What to produce
In the entries that follow, count each line containing "Upwelling" and state the total, nothing more.

--- Begin Input records ---

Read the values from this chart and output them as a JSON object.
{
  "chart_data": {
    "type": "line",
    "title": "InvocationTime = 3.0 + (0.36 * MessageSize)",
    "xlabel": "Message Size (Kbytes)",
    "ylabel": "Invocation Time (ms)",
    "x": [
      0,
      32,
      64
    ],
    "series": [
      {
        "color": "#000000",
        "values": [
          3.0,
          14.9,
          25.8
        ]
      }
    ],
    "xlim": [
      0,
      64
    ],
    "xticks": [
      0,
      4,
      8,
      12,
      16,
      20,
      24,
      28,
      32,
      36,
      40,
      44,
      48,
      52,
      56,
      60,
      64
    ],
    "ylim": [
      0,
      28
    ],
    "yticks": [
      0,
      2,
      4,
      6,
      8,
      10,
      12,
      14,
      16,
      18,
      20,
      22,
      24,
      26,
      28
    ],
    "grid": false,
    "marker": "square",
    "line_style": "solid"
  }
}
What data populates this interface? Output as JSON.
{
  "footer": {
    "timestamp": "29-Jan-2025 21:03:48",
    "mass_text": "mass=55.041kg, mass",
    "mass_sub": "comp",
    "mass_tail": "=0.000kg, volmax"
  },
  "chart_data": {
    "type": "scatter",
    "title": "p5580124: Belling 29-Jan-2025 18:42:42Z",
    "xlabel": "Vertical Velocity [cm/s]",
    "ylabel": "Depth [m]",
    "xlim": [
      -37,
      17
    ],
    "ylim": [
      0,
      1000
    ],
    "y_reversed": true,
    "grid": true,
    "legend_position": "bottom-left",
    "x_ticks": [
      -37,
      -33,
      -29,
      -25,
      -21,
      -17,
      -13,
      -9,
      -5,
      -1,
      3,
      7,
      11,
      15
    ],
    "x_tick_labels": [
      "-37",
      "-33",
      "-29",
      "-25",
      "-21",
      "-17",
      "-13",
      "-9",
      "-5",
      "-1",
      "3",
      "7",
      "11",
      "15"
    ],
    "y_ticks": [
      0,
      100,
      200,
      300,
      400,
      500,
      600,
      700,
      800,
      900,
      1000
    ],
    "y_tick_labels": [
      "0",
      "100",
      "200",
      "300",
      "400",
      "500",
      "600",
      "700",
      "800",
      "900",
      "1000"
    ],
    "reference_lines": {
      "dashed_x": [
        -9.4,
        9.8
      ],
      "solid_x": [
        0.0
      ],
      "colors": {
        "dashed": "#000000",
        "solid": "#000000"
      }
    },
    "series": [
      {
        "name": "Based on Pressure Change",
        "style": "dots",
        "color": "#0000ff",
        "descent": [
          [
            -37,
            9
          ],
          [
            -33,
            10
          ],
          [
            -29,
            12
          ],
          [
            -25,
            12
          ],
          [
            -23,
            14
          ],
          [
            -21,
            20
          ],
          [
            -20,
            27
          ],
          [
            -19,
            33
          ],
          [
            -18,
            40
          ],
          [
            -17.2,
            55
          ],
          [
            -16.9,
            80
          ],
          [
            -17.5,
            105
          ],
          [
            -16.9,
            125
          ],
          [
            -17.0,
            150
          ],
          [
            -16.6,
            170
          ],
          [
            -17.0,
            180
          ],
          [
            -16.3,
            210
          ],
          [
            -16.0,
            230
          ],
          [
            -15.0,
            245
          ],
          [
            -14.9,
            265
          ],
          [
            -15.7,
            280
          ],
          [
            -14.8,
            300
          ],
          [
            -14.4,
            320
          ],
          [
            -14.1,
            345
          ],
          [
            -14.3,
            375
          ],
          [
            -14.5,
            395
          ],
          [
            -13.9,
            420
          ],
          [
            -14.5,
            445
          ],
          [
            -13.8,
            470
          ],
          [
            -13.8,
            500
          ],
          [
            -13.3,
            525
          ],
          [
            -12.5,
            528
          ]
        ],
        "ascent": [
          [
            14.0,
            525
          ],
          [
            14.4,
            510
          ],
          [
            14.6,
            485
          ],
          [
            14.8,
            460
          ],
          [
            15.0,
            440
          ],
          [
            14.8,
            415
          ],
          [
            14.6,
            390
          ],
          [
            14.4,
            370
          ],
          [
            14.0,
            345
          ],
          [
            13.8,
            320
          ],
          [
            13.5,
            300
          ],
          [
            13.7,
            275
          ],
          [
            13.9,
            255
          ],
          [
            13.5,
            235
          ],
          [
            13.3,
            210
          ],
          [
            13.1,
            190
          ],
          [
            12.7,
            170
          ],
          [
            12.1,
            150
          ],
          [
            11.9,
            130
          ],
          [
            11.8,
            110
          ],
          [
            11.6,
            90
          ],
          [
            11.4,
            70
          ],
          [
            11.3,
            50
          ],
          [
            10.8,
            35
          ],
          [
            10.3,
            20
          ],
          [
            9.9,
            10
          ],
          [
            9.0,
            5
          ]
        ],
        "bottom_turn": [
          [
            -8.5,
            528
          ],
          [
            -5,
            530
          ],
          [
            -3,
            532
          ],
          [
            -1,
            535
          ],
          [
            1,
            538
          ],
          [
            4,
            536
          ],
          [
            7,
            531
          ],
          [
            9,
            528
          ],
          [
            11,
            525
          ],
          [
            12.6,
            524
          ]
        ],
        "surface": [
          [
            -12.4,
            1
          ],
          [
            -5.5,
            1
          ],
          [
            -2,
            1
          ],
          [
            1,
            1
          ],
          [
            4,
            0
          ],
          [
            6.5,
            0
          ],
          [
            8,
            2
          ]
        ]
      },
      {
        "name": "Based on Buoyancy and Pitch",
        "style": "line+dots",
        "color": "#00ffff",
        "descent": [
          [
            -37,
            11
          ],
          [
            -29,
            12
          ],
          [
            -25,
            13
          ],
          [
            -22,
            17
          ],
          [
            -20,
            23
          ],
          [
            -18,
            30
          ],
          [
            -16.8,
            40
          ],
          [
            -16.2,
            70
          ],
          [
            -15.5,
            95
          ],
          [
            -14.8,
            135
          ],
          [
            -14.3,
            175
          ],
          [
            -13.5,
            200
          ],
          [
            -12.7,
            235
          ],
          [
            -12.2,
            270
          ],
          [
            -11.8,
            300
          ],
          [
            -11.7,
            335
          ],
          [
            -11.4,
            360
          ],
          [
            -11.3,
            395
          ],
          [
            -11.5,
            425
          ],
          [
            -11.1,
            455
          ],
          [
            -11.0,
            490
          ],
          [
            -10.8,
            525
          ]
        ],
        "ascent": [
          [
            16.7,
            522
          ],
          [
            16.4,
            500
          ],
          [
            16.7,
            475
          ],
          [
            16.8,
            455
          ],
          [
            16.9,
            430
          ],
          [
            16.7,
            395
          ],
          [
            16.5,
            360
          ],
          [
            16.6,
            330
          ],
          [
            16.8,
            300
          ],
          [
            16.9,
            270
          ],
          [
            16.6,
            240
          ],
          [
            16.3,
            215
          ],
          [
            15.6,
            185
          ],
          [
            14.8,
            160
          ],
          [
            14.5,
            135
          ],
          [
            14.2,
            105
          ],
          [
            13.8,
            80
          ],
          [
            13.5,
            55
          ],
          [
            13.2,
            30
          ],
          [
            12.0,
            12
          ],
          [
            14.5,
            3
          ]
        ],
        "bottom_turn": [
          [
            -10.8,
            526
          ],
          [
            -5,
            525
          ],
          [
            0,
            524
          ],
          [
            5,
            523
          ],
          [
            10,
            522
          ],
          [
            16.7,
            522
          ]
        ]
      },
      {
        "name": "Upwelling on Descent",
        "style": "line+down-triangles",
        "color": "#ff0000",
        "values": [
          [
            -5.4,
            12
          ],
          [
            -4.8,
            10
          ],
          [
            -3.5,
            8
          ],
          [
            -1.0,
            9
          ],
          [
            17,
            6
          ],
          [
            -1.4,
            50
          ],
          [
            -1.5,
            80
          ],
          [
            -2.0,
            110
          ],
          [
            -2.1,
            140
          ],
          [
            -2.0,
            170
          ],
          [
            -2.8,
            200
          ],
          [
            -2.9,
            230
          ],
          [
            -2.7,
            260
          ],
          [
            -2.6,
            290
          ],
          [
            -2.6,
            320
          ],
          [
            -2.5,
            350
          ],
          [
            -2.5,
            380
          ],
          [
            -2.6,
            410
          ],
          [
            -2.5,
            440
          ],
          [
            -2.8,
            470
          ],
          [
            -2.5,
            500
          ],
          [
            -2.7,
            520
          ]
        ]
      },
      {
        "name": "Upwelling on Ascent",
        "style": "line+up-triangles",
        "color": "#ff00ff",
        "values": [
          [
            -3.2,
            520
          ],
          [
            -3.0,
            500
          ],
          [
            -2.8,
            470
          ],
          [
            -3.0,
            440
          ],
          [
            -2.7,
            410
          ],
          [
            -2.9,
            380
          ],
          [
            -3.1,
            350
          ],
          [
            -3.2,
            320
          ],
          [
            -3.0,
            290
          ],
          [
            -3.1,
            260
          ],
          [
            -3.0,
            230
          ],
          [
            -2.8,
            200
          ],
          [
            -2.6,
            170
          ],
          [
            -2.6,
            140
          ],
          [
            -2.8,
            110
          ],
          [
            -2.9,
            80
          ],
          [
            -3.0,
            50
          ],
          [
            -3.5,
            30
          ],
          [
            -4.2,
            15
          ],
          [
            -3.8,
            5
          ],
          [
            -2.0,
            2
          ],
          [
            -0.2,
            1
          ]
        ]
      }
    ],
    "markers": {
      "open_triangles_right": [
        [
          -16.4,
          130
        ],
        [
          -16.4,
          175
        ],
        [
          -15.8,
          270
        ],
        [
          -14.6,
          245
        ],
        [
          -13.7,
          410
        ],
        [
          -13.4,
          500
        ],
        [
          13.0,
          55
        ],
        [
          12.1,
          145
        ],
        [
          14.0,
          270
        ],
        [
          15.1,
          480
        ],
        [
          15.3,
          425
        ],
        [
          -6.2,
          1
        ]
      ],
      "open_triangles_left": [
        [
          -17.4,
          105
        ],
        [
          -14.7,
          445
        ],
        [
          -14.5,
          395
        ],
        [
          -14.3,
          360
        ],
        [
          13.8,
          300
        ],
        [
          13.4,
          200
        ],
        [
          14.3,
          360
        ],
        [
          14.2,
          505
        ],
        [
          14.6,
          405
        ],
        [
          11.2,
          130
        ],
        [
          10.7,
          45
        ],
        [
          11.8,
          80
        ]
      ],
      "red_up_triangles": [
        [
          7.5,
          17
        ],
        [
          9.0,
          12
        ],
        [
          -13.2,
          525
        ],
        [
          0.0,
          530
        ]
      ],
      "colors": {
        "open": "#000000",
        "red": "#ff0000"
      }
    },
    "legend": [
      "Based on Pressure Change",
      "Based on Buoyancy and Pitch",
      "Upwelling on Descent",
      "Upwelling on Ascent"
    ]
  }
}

--- End Input records ---

Exercise output
4